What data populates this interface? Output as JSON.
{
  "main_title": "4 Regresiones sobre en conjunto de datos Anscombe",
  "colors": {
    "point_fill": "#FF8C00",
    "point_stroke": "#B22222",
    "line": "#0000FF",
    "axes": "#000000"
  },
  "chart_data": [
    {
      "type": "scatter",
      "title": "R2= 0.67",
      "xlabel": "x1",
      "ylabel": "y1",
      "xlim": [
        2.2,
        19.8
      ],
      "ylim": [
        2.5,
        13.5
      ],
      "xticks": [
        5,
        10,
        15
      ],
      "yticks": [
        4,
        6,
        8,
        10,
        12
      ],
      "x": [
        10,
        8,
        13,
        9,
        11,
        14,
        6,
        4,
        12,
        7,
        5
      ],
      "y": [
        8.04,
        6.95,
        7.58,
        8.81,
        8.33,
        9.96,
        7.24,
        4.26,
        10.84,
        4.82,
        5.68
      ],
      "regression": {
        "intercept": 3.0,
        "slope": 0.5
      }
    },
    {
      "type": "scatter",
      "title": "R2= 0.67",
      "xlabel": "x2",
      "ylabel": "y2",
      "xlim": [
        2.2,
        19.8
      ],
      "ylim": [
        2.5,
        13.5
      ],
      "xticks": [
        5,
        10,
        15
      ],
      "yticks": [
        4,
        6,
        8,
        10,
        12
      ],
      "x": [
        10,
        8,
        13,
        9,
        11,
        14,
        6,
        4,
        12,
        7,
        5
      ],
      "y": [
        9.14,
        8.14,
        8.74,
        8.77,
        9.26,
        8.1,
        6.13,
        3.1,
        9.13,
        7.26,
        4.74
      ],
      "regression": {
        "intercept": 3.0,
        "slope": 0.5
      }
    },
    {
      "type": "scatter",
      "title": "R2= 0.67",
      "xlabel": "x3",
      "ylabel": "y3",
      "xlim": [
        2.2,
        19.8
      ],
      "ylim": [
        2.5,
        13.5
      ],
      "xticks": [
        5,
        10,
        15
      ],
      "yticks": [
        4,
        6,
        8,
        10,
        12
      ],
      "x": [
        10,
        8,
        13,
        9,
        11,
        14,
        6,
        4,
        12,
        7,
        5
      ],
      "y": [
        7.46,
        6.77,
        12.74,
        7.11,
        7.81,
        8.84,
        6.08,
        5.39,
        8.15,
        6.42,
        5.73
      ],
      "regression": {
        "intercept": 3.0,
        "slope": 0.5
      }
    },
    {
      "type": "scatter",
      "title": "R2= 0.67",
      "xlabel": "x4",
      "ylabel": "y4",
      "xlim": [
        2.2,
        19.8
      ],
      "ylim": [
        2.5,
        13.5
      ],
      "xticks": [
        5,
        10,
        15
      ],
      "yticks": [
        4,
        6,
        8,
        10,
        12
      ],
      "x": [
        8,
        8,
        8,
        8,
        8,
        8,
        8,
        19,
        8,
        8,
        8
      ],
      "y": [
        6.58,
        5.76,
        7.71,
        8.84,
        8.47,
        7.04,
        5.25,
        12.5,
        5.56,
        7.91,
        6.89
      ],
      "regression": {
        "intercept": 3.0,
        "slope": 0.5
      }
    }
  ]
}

☆ ☆ ☆ ☆ ☆

**GIVEN REQUEST:** Repeat all of the records above exactly as written.

**EXPECTED ANSWER:**
What data populates this interface? Output as JSON.
{
  "main_title": "4 Regresiones sobre en conjunto de datos Anscombe",
  "colors": {
    "point_fill": "#FF8C00",
    "point_stroke": "#B22222",
    "line": "#0000FF",
    "axes": "#000000"
  },
  "chart_data": [
    {
      "type": "scatter",
      "title": "R2= 0.67",
      "xlabel": "x1",
      "ylabel": "y1",
      "xlim": [
        2.2,
        19.8
      ],
      "ylim": [
        2.5,
        13.5
      ],
      "xticks": [
        5,
        10,
        15
      ],
      "yticks": [
        4,
        6,
        8,
        10,
        12
      ],
      "x": [
        10,
        8,
        13,
        9,
        11,
        14,
        6,
        4,
        12,
        7,
        5
      ],
      "y": [
        8.04,
        6.95,
        7.58,
        8.81,
        8.33,
        9.96,
        7.24,
        4.26,
        10.84,
        4.82,
        5.68
      ],
      "regression": {
        "intercept": 3.0,
        "slope": 0.5
      }
    },
    {
      "type": "scatter",
      "title": "R2= 0.67",
      "xlabel": "x2",
      "ylabel": "y2",
      "xlim": [
        2.2,
        19.8
      ],
      "ylim": [
        2.5,
        13.5
      ],
      "xticks": [
        5,
        10,
        15
      ],
      "yticks": [
        4,
        6,
        8,
        10,
        12
      ],
      "x": [
        10,
        8,
        13,
        9,
        11,
        14,
        6,
        4,
        12,
        7,
        5
      ],
      "y": [
        9.14,
        8.14,
        8.74,
        8.77,
        9.26,
        8.1,
        6.13,
        3.1,
        9.13,
        7.26,
        4.74
      ],
      "regression": {
        "intercept": 3.0,
        "slope": 0.5
      }
    },
    {
      "type": "scatter",
      "title": "R2= 0.67",
      "xlabel": "x3",
      "ylabel": "y3",
      "xlim": [
        2.2,
        19.8
      ],
      "ylim": [
        2.5,
        13.5
      ],
      "xticks": [
        5,
        10,
        15
      ],
      "yticks": [
        4,
        6,
        8,
        10,
        12
      ],
      "x": [
        10,
        8,
        13,
        9,
        11,
        14,
        6,
        4,
        12,
        7,
        5
      ],
      "y": [
        7.46,
        6.77,
        12.74,
        7.11,
        7.81,
        8.84,
        6.08,
        5.39,
        8.15,
        6.42,
        5.73
      ],
      "regression": {
        "intercept": 3.0,
        "slope": 0.5
      }
    },
    {
      "type": "scatter",
      "title": "R2= 0.67",
      "xlabel": "x4",
      "ylabel": "y4",
      "xlim": [
        2.2,
        19.8
      ],
      "ylim": [
        2.5,
        13.5
      ],
      "xticks": [
        5,
        10,
        15
      ],
      "yticks": [
        4,
        6,
        8,
        10,
        12
      ],
      "x": [
        8,
        8,
        8,
        8,
        8,
        8,
        8,
        19,
        8,
        8,
        8
      ],
      "y": [
        6.58,
        5.76,
        7.71,
        8.84,
        8.47,
        7.04,
        5.25,
        12.5,
        5.56,
        7.91,
        6.89
      ],
      "regression": {
        "intercept": 3.0,
        "slope": 0.5
      }
    }
  ]
}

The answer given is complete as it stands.